### Given instruction
Type out every line below exactly as it reads.
[START OF Exercise input]
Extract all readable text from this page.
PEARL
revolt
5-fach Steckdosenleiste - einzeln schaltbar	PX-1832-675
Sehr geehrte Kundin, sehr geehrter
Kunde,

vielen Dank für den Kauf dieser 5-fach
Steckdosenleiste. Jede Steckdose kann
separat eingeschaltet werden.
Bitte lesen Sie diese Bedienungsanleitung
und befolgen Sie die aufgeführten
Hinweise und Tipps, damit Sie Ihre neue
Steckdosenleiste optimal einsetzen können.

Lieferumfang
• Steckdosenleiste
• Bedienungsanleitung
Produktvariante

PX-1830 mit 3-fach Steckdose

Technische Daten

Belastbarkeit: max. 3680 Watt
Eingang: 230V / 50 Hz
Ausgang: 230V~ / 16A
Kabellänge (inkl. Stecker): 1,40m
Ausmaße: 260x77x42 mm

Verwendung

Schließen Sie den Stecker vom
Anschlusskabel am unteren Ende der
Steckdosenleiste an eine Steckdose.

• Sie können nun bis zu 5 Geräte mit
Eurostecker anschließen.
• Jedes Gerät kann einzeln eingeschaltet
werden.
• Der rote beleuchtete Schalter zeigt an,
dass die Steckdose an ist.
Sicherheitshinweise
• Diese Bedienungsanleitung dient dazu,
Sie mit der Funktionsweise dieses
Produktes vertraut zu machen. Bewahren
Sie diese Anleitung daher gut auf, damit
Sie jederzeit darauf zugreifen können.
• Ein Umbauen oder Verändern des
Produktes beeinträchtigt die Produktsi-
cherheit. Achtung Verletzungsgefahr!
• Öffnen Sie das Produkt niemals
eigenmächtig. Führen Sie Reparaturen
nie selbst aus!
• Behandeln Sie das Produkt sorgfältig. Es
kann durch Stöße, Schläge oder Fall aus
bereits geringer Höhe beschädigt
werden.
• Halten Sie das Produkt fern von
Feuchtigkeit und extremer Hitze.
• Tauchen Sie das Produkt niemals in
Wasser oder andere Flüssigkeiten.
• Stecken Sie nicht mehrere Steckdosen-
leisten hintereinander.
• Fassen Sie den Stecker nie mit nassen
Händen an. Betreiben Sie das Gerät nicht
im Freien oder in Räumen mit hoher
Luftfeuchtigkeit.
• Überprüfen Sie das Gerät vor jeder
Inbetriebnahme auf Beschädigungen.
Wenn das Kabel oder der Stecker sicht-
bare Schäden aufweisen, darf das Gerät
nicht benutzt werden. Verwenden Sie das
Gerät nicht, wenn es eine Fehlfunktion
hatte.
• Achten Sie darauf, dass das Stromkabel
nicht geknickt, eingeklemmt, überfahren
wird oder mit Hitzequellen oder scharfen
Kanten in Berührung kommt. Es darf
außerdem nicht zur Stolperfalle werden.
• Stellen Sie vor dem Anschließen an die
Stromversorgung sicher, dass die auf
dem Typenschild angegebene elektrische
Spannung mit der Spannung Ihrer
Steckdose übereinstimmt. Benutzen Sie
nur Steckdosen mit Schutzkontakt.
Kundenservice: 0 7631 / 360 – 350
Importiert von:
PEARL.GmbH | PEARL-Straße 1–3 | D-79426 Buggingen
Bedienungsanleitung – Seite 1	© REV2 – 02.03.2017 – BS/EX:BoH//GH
[END OF Exercise input]
### The response
Extract all readable text from this page.
PEARL
revolt
5-fach Steckdosenleiste - einzeln schaltbar	PX-1832-675
Sehr geehrte Kundin, sehr geehrter
Kunde,

vielen Dank für den Kauf dieser 5-fach
Steckdosenleiste. Jede Steckdose kann
separat eingeschaltet werden.
Bitte lesen Sie diese Bedienungsanleitung
und befolgen Sie die aufgeführten
Hinweise und Tipps, damit Sie Ihre neue
Steckdosenleiste optimal einsetzen können.

Lieferumfang
• Steckdosenleiste
• Bedienungsanleitung
Produktvariante

PX-1830 mit 3-fach Steckdose

Technische Daten

Belastbarkeit: max. 3680 Watt
Eingang: 230V / 50 Hz
Ausgang: 230V~ / 16A
Kabellänge (inkl. Stecker): 1,40m
Ausmaße: 260x77x42 mm

Verwendung

Schließen Sie den Stecker vom
Anschlusskabel am unteren Ende der
Steckdosenleiste an eine Steckdose.

• Sie können nun bis zu 5 Geräte mit
Eurostecker anschließen.
• Jedes Gerät kann einzeln eingeschaltet
werden.
• Der rote beleuchtete Schalter zeigt an,
dass die Steckdose an ist.
Sicherheitshinweise
• Diese Bedienungsanleitung dient dazu,
Sie mit der Funktionsweise dieses
Produktes vertraut zu machen. Bewahren
Sie diese Anleitung daher gut auf, damit
Sie jederzeit darauf zugreifen können.
• Ein Umbauen oder Verändern des
Produktes beeinträchtigt die Produktsi-
cherheit. Achtung Verletzungsgefahr!
• Öffnen Sie das Produkt niemals
eigenmächtig. Führen Sie Reparaturen
nie selbst aus!
• Behandeln Sie das Produkt sorgfältig. Es
kann durch Stöße, Schläge oder Fall aus
bereits geringer Höhe beschädigt
werden.
• Halten Sie das Produkt fern von
Feuchtigkeit und extremer Hitze.
• Tauchen Sie das Produkt niemals in
Wasser oder andere Flüssigkeiten.
• Stecken Sie nicht mehrere Steckdosen-
leisten hintereinander.
• Fassen Sie den Stecker nie mit nassen
Händen an. Betreiben Sie das Gerät nicht
im Freien oder in Räumen mit hoher
Luftfeuchtigkeit.
• Überprüfen Sie das Gerät vor jeder
Inbetriebnahme auf Beschädigungen.
Wenn das Kabel oder der Stecker sicht-
bare Schäden aufweisen, darf das Gerät
nicht benutzt werden. Verwenden Sie das
Gerät nicht, wenn es eine Fehlfunktion
hatte.
• Achten Sie darauf, dass das Stromkabel
nicht geknickt, eingeklemmt, überfahren
wird oder mit Hitzequellen oder scharfen
Kanten in Berührung kommt. Es darf
außerdem nicht zur Stolperfalle werden.
• Stellen Sie vor dem Anschließen an die
Stromversorgung sicher, dass die auf
dem Typenschild angegebene elektrische
Spannung mit der Spannung Ihrer
Steckdose übereinstimmt. Benutzen Sie
nur Steckdosen mit Schutzkontakt.
Kundenservice: 0 7631 / 360 – 350
Importiert von:
PEARL.GmbH | PEARL-Straße 1–3 | D-79426 Buggingen
Bedienungsanleitung – Seite 1	© REV2 – 02.03.2017 – BS/EX:BoH//GH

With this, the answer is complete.